-- start RECORD EXTRACTS --
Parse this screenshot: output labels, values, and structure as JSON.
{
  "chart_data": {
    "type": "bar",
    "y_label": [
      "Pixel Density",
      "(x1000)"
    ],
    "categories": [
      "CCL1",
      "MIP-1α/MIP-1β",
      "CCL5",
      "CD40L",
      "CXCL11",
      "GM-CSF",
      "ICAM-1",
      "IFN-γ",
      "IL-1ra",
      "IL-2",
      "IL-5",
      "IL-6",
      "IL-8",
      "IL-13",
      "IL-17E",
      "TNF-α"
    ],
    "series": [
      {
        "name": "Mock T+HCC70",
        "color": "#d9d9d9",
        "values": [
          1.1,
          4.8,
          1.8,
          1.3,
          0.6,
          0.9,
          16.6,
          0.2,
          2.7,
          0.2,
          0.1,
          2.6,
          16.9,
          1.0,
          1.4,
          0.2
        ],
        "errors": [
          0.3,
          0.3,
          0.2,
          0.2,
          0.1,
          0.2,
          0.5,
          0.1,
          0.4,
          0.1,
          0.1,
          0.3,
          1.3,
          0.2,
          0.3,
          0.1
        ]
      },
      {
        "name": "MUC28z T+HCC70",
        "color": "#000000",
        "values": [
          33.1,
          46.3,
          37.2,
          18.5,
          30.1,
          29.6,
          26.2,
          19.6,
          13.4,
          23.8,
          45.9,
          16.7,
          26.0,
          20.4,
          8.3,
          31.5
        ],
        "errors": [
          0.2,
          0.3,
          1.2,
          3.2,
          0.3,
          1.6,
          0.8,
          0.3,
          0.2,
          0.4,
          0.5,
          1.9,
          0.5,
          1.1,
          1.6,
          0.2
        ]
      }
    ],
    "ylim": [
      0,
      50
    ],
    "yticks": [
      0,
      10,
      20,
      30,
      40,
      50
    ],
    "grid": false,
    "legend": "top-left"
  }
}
-- end RECORD EXTRACTS --
TASK TO COMPLETE:
Using the material above, gather every line that includes "name".

RESULT OF THE TASK:
        "name": "Mock T+HCC70",
        "name": "MUC28z T+HCC70",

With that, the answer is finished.